_PROBLEM DESCRIPTION_. Give back every line exactly as it appears, pictures excluded.

_DATA LINES_.

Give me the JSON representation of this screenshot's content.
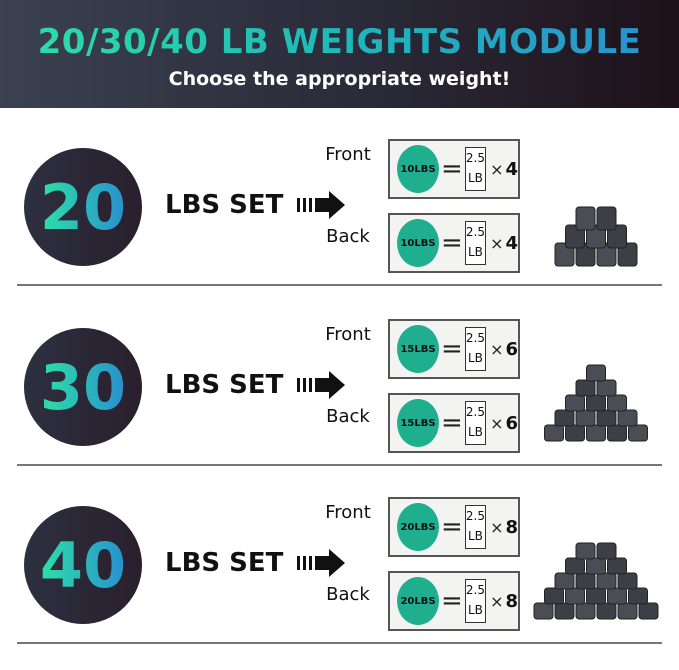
{
  "header": {
    "title": "20/30/40 LB WEIGHTS MODULE",
    "subtitle": "Choose the appropriate weight!"
  },
  "colors": {
    "accent_start": "#2de0a6",
    "accent_end": "#2a8fd0",
    "disc": "#1fae8e"
  },
  "sets": [
    {
      "number": "20",
      "label": "LBS SET",
      "front": {
        "label": "Front",
        "disc": "10LBS",
        "plate_value": "2.5",
        "plate_unit": "LB",
        "times": "×",
        "count": "4"
      },
      "back": {
        "label": "Back",
        "disc": "10LBS",
        "plate_value": "2.5",
        "plate_unit": "LB",
        "times": "×",
        "count": "4"
      }
    },
    {
      "number": "30",
      "label": "LBS SET",
      "front": {
        "label": "Front",
        "disc": "15LBS",
        "plate_value": "2.5",
        "plate_unit": "LB",
        "times": "×",
        "count": "6"
      },
      "back": {
        "label": "Back",
        "disc": "15LBS",
        "plate_value": "2.5",
        "plate_unit": "LB",
        "times": "×",
        "count": "6"
      }
    },
    {
      "number": "40",
      "label": "LBS SET",
      "front": {
        "label": "Front",
        "disc": "20LBS",
        "plate_value": "2.5",
        "plate_unit": "LB",
        "times": "×",
        "count": "8"
      },
      "back": {
        "label": "Back",
        "disc": "20LBS",
        "plate_value": "2.5",
        "plate_unit": "LB",
        "times": "×",
        "count": "8"
      }
    }
  ]
}
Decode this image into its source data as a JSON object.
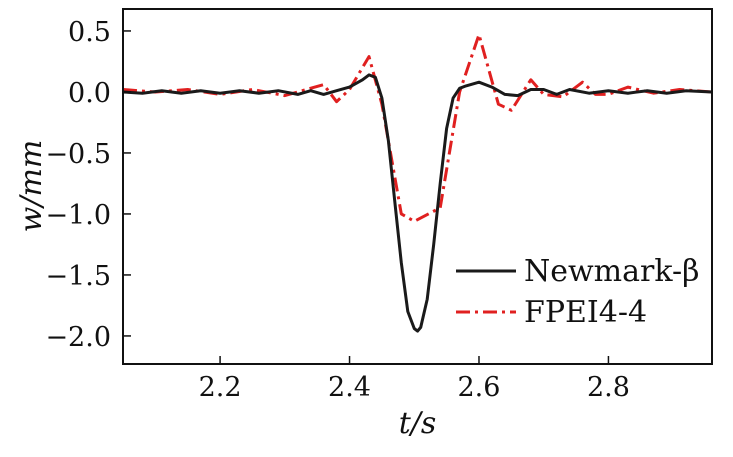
{
  "chart_data": {
    "type": "line",
    "xlabel": "t/s",
    "ylabel": "w/mm",
    "xlim": [
      2.05,
      2.96
    ],
    "ylim": [
      -2.23,
      0.68
    ],
    "x_ticks": [
      2.2,
      2.4,
      2.6,
      2.8
    ],
    "x_tick_labels": [
      "2.2",
      "2.4",
      "2.6",
      "2.8"
    ],
    "y_ticks": [
      0.5,
      0.0,
      -0.5,
      -1.0,
      -1.5,
      -2.0
    ],
    "y_tick_labels": [
      "0.5",
      "0.0",
      "−0.5",
      "−1.0",
      "−1.5",
      "−2.0"
    ],
    "grid": false,
    "legend_position": "lower-right",
    "series": [
      {
        "name": "Newmark-β",
        "color": "#1a1a1a",
        "style": "solid",
        "x": [
          2.05,
          2.08,
          2.11,
          2.14,
          2.17,
          2.2,
          2.23,
          2.26,
          2.29,
          2.32,
          2.34,
          2.36,
          2.38,
          2.4,
          2.42,
          2.43,
          2.44,
          2.45,
          2.46,
          2.47,
          2.48,
          2.49,
          2.5,
          2.505,
          2.51,
          2.52,
          2.53,
          2.54,
          2.55,
          2.56,
          2.57,
          2.58,
          2.6,
          2.62,
          2.64,
          2.66,
          2.68,
          2.7,
          2.72,
          2.74,
          2.77,
          2.8,
          2.83,
          2.86,
          2.89,
          2.92,
          2.96
        ],
        "y": [
          0.0,
          -0.01,
          0.01,
          -0.01,
          0.01,
          -0.01,
          0.01,
          -0.01,
          0.01,
          -0.02,
          0.01,
          -0.02,
          0.01,
          0.04,
          0.1,
          0.14,
          0.12,
          -0.05,
          -0.4,
          -0.9,
          -1.4,
          -1.8,
          -1.94,
          -1.96,
          -1.93,
          -1.7,
          -1.25,
          -0.75,
          -0.3,
          -0.05,
          0.03,
          0.05,
          0.08,
          0.04,
          -0.02,
          -0.03,
          0.02,
          0.02,
          -0.02,
          0.02,
          -0.01,
          0.01,
          -0.01,
          0.01,
          -0.01,
          0.01,
          0.0
        ]
      },
      {
        "name": "FPEI4-4",
        "color": "#e02020",
        "style": "dashdot",
        "x": [
          2.05,
          2.1,
          2.15,
          2.2,
          2.25,
          2.3,
          2.36,
          2.38,
          2.4,
          2.43,
          2.45,
          2.48,
          2.5,
          2.54,
          2.57,
          2.6,
          2.63,
          2.65,
          2.68,
          2.7,
          2.73,
          2.76,
          2.78,
          2.8,
          2.83,
          2.87,
          2.91,
          2.96
        ],
        "y": [
          0.02,
          0.0,
          0.02,
          -0.02,
          0.02,
          -0.03,
          0.06,
          -0.08,
          0.02,
          0.29,
          -0.1,
          -1.0,
          -1.06,
          -0.95,
          0.0,
          0.47,
          -0.1,
          -0.15,
          0.1,
          -0.02,
          -0.04,
          0.08,
          -0.02,
          -0.02,
          0.04,
          -0.01,
          0.02,
          0.0
        ]
      }
    ]
  }
}
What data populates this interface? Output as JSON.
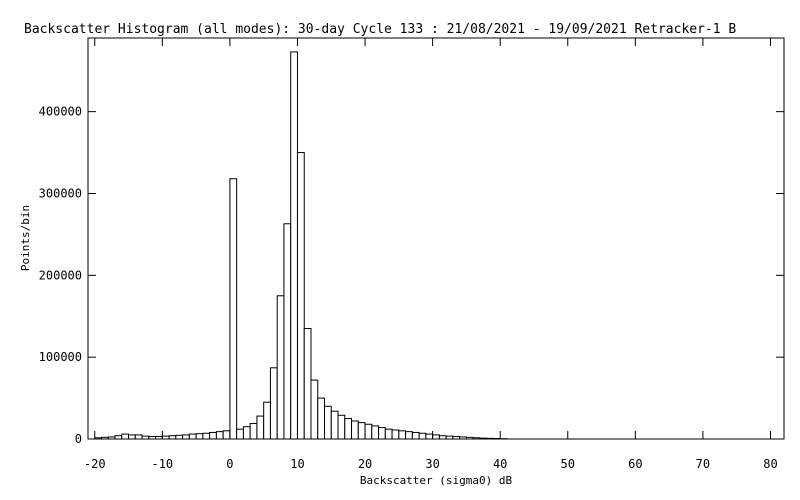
{
  "chart_data": {
    "type": "bar",
    "title": "Backscatter Histogram (all modes): 30-day Cycle 133 : 21/08/2021 - 19/09/2021 Retracker-1 B",
    "xlabel": "Backscatter (sigma0) dB",
    "ylabel": "Points/bin",
    "xlim": [
      -21,
      82
    ],
    "ylim": [
      0,
      490000
    ],
    "xticks": [
      -20,
      -10,
      0,
      10,
      20,
      30,
      40,
      50,
      60,
      70,
      80
    ],
    "yticks": [
      0,
      100000,
      200000,
      300000,
      400000
    ],
    "bin_width": 1,
    "bin_start": -20,
    "values": [
      1500,
      2000,
      2500,
      4000,
      6000,
      5000,
      5000,
      3500,
      3000,
      3000,
      3500,
      4000,
      4500,
      5000,
      6000,
      6500,
      7000,
      8000,
      9000,
      10000,
      318000,
      12000,
      15000,
      19000,
      28000,
      45000,
      87000,
      175000,
      263000,
      473000,
      350000,
      135000,
      72000,
      50000,
      40000,
      34000,
      29000,
      25000,
      22000,
      20000,
      18000,
      16000,
      14000,
      12000,
      11000,
      10000,
      9000,
      8000,
      7000,
      6000,
      5000,
      4000,
      3500,
      3000,
      2500,
      2000,
      1500,
      1000,
      800,
      600,
      400
    ]
  }
}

_ANSWER_.
Give me the JSON representation of this screenshot's content.
{
  "header": {
    "title": "20/30/40 LB WEIGHTS MODULE",
    "subtitle": "Choose the appropriate weight!"
  },
  "colors": {
    "accent_start": "#2de0a6",
    "accent_end": "#2a8fd0",
    "disc": "#1fae8e"
  },
  "sets": [
    {
      "number": "20",
      "label": "LBS SET",
      "front": {
        "label": "Front",
        "disc": "10LBS",
        "plate_value": "2.5",
        "plate_unit": "LB",
        "times": "×",
        "count": "4"
      },
      "back": {
        "label": "Back",
        "disc": "10LBS",
        "plate_value": "2.5",
        "plate_unit": "LB",
        "times": "×",
        "count": "4"
      }
    },
    {
      "number": "30",
      "label": "LBS SET",
      "front": {
        "label": "Front",
        "disc": "15LBS",
        "plate_value": "2.5",
        "plate_unit": "LB",
        "times": "×",
        "count": "6"
      },
      "back": {
        "label": "Back",
        "disc": "15LBS",
        "plate_value": "2.5",
        "plate_unit": "LB",
        "times": "×",
        "count": "6"
      }
    },
    {
      "number": "40",
      "label": "LBS SET",
      "front": {
        "label": "Front",
        "disc": "20LBS",
        "plate_value": "2.5",
        "plate_unit": "LB",
        "times": "×",
        "count": "8"
      },
      "back": {
        "label": "Back",
        "disc": "20LBS",
        "plate_value": "2.5",
        "plate_unit": "LB",
        "times": "×",
        "count": "8"
      }
    }
  ]
}
Decode this image into its source data as a JSON object.
{
  "chart_data": {
    "type": "line",
    "xlabel": "t/s",
    "ylabel": "w/mm",
    "xlim": [
      2.05,
      2.96
    ],
    "ylim": [
      -2.23,
      0.68
    ],
    "x_ticks": [
      2.2,
      2.4,
      2.6,
      2.8
    ],
    "x_tick_labels": [
      "2.2",
      "2.4",
      "2.6",
      "2.8"
    ],
    "y_ticks": [
      0.5,
      0.0,
      -0.5,
      -1.0,
      -1.5,
      -2.0
    ],
    "y_tick_labels": [
      "0.5",
      "0.0",
      "−0.5",
      "−1.0",
      "−1.5",
      "−2.0"
    ],
    "grid": false,
    "legend_position": "lower-right",
    "series": [
      {
        "name": "Newmark-β",
        "color": "#1a1a1a",
        "style": "solid",
        "x": [
          2.05,
          2.08,
          2.11,
          2.14,
          2.17,
          2.2,
          2.23,
          2.26,
          2.29,
          2.32,
          2.34,
          2.36,
          2.38,
          2.4,
          2.42,
          2.43,
          2.44,
          2.45,
          2.46,
          2.47,
          2.48,
          2.49,
          2.5,
          2.505,
          2.51,
          2.52,
          2.53,
          2.54,
          2.55,
          2.56,
          2.57,
          2.58,
          2.6,
          2.62,
          2.64,
          2.66,
          2.68,
          2.7,
          2.72,
          2.74,
          2.77,
          2.8,
          2.83,
          2.86,
          2.89,
          2.92,
          2.96
        ],
        "y": [
          0.0,
          -0.01,
          0.01,
          -0.01,
          0.01,
          -0.01,
          0.01,
          -0.01,
          0.01,
          -0.02,
          0.01,
          -0.02,
          0.01,
          0.04,
          0.1,
          0.14,
          0.12,
          -0.05,
          -0.4,
          -0.9,
          -1.4,
          -1.8,
          -1.94,
          -1.96,
          -1.93,
          -1.7,
          -1.25,
          -0.75,
          -0.3,
          -0.05,
          0.03,
          0.05,
          0.08,
          0.04,
          -0.02,
          -0.03,
          0.02,
          0.02,
          -0.02,
          0.02,
          -0.01,
          0.01,
          -0.01,
          0.01,
          -0.01,
          0.01,
          0.0
        ]
      },
      {
        "name": "FPEI4-4",
        "color": "#e02020",
        "style": "dashdot",
        "x": [
          2.05,
          2.1,
          2.15,
          2.2,
          2.25,
          2.3,
          2.36,
          2.38,
          2.4,
          2.43,
          2.45,
          2.48,
          2.5,
          2.54,
          2.57,
          2.6,
          2.63,
          2.65,
          2.68,
          2.7,
          2.73,
          2.76,
          2.78,
          2.8,
          2.83,
          2.87,
          2.91,
          2.96
        ],
        "y": [
          0.02,
          0.0,
          0.02,
          -0.02,
          0.02,
          -0.03,
          0.06,
          -0.08,
          0.02,
          0.29,
          -0.1,
          -1.0,
          -1.06,
          -0.95,
          0.0,
          0.47,
          -0.1,
          -0.15,
          0.1,
          -0.02,
          -0.04,
          0.08,
          -0.02,
          -0.02,
          0.04,
          -0.01,
          0.02,
          0.0
        ]
      }
    ]
  }
}
What data populates this interface? Output as JSON.
{
  "chart_data": {
    "type": "bar",
    "title": "Backscatter Histogram (all modes): 30-day Cycle 133 : 21/08/2021 - 19/09/2021 Retracker-1 B",
    "xlabel": "Backscatter (sigma0) dB",
    "ylabel": "Points/bin",
    "xlim": [
      -21,
      82
    ],
    "ylim": [
      0,
      490000
    ],
    "xticks": [
      -20,
      -10,
      0,
      10,
      20,
      30,
      40,
      50,
      60,
      70,
      80
    ],
    "yticks": [
      0,
      100000,
      200000,
      300000,
      400000
    ],
    "bin_width": 1,
    "bin_start": -20,
    "values": [
      1500,
      2000,
      2500,
      4000,
      6000,
      5000,
      5000,
      3500,
      3000,
      3000,
      3500,
      4000,
      4500,
      5000,
      6000,
      6500,
      7000,
      8000,
      9000,
      10000,
      318000,
      12000,
      15000,
      19000,
      28000,
      45000,
      87000,
      175000,
      263000,
      473000,
      350000,
      135000,
      72000,
      50000,
      40000,
      34000,
      29000,
      25000,
      22000,
      20000,
      18000,
      16000,
      14000,
      12000,
      11000,
      10000,
      9000,
      8000,
      7000,
      6000,
      5000,
      4000,
      3500,
      3000,
      2500,
      2000,
      1500,
      1000,
      800,
      600,
      400
    ]
  }
}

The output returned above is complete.